RECORDS SUPPLIED below:

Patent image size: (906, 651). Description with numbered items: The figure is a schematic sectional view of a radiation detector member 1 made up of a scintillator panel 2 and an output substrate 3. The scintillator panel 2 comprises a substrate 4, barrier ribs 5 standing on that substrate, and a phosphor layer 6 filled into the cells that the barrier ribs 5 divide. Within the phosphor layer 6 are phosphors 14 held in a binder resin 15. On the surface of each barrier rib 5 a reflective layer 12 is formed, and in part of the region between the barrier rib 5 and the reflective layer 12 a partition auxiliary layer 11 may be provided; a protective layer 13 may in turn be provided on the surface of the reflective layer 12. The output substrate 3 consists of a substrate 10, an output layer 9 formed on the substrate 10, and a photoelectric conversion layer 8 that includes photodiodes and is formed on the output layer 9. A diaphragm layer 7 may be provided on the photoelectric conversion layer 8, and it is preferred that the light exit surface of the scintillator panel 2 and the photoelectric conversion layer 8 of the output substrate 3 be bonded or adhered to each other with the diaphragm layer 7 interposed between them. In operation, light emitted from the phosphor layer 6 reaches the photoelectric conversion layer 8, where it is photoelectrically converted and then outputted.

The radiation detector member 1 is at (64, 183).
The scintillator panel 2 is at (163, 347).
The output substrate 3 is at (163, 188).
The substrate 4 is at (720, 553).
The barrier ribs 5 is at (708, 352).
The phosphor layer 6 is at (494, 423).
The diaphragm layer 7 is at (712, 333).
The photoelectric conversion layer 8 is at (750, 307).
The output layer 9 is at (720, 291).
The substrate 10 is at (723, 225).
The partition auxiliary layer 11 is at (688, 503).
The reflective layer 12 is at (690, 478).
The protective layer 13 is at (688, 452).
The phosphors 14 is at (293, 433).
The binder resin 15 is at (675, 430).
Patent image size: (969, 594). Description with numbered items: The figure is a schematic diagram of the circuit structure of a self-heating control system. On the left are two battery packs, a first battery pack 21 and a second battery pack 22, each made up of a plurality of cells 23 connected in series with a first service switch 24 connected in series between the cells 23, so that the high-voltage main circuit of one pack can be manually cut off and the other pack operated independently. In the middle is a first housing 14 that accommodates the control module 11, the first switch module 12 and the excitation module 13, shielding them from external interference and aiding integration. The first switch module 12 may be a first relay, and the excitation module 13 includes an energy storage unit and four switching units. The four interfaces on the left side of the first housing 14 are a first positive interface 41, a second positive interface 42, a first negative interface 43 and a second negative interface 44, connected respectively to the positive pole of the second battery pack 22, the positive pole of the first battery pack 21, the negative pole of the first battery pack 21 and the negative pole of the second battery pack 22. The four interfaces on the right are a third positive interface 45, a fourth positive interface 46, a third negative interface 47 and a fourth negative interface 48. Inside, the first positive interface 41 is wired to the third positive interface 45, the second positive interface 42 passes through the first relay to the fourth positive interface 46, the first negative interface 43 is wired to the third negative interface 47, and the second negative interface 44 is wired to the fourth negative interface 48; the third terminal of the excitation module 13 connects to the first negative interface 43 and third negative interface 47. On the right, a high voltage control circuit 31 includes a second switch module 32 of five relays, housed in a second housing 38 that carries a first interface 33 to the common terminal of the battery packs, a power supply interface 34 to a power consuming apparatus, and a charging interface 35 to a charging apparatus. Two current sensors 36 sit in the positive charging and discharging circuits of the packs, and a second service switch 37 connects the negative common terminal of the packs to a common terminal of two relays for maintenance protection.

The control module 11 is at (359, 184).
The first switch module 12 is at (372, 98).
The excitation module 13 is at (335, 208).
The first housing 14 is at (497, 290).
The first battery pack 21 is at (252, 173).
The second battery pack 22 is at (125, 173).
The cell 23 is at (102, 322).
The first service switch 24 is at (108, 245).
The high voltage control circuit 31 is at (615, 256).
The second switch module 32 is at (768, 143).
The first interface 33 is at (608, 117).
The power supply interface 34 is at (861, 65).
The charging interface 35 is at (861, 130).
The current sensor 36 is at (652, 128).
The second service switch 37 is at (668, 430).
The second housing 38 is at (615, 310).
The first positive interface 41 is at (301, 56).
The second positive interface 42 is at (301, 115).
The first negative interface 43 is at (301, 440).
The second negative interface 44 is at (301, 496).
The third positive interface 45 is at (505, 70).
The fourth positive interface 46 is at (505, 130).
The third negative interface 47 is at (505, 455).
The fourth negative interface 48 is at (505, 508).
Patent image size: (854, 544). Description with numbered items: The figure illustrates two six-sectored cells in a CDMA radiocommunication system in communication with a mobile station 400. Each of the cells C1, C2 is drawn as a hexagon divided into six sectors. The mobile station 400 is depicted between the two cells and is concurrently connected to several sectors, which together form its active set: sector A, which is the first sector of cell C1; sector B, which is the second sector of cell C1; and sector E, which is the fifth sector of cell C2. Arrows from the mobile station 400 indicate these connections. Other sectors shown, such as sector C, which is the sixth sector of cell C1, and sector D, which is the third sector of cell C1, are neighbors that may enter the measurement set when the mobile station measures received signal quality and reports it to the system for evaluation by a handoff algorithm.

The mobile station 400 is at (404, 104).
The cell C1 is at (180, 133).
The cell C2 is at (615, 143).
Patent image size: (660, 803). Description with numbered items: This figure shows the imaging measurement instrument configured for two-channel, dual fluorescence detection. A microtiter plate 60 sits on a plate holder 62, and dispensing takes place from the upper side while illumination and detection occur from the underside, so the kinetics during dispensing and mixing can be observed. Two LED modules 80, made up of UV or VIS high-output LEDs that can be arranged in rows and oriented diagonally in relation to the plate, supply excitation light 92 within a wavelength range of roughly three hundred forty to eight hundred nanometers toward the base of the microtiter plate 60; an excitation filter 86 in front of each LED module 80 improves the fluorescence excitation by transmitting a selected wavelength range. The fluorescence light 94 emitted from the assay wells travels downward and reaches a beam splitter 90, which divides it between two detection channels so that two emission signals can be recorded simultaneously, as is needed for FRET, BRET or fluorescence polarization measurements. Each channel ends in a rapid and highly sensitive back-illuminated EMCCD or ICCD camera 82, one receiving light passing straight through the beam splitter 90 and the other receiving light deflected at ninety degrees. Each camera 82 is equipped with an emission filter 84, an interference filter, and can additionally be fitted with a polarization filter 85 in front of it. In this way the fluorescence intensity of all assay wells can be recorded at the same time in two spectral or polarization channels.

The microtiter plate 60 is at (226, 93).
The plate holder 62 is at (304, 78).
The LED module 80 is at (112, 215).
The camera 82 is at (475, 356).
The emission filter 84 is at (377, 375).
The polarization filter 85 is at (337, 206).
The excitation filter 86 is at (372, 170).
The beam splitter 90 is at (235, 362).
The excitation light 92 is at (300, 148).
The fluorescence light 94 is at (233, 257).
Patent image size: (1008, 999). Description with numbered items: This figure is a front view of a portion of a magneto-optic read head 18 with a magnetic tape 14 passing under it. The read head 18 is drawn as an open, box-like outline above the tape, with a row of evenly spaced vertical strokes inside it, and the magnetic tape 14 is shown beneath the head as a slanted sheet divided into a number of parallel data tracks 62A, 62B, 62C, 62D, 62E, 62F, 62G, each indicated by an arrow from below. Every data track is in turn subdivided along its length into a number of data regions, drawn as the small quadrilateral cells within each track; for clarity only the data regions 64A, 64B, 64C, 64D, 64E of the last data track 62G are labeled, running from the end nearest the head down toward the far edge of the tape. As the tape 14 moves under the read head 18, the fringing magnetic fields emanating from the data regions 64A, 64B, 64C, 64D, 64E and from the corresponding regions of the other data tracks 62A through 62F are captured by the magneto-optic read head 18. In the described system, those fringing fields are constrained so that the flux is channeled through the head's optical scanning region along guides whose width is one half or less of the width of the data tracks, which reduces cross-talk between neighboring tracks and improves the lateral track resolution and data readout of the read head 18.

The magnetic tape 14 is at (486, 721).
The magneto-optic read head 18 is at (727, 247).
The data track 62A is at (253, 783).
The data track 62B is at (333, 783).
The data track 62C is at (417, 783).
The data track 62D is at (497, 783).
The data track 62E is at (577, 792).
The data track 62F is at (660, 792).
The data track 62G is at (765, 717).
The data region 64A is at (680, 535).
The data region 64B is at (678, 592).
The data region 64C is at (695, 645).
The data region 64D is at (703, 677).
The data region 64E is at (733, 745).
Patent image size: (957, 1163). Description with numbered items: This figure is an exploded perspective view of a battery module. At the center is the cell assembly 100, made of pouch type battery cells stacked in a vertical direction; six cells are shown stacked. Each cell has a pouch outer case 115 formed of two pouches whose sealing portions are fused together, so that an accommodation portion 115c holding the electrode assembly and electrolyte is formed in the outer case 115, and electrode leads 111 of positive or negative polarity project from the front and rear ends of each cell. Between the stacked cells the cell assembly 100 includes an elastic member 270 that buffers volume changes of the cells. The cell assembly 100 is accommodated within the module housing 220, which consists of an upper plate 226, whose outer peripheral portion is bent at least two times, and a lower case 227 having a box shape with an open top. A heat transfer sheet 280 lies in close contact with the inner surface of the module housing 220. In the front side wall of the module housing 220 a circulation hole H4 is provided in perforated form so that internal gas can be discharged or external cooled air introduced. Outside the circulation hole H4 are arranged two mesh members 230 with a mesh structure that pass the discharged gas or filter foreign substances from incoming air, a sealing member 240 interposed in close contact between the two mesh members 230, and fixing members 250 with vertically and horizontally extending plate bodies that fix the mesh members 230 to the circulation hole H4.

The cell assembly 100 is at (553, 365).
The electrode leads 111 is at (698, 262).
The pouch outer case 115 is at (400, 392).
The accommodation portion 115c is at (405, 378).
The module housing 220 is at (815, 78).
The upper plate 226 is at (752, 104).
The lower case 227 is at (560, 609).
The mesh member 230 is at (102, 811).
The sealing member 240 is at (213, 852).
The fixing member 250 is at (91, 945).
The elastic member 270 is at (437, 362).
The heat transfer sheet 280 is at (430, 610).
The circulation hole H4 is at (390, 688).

End of RECORDS SUPPLIED.

TASK PROMPT
Output nothing but the lines from the one that contains "Patent image size: (957, 1163)." through the final line of the entries above, exactly as they appear.

WRITTEN ANSWER
Patent image size: (957, 1163). Description with numbered items: This figure is an exploded perspective view of a battery module. At the center is the cell assembly 100, made of pouch type battery cells stacked in a vertical direction; six cells are shown stacked. Each cell has a pouch outer case 115 formed of two pouches whose sealing portions are fused together, so that an accommodation portion 115c holding the electrode assembly and electrolyte is formed in the outer case 115, and electrode leads 111 of positive or negative polarity project from the front and rear ends of each cell. Between the stacked cells the cell assembly 100 includes an elastic member 270 that buffers volume changes of the cells. The cell assembly 100 is accommodated within the module housing 220, which consists of an upper plate 226, whose outer peripheral portion is bent at least two times, and a lower case 227 having a box shape with an open top. A heat transfer sheet 280 lies in close contact with the inner surface of the module housing 220. In the front side wall of the module housing 220 a circulation hole H4 is provided in perforated form so that internal gas can be discharged or external cooled air introduced. Outside the circulation hole H4 are arranged two mesh members 230 with a mesh structure that pass the discharged gas or filter foreign substances from incoming air, a sealing member 240 interposed in close contact between the two mesh members 230, and fixing members 250 with vertically and horizontally extending plate bodies that fix the mesh members 230 to the circulation hole H4.

The cell assembly 100 is at (553, 365).
The electrode leads 111 is at (698, 262).
The pouch outer case 115 is at (400, 392).
The accommodation portion 115c is at (405, 378).
The module housing 220 is at (815, 78).
The upper plate 226 is at (752, 104).
The lower case 227 is at (560, 609).
The mesh member 230 is at (102, 811).
The sealing member 240 is at (213, 852).
The fixing member 250 is at (91, 945).
The elastic member 270 is at (437, 362).
The heat transfer sheet 280 is at (430, 610).
The circulation hole H4 is at (390, 688).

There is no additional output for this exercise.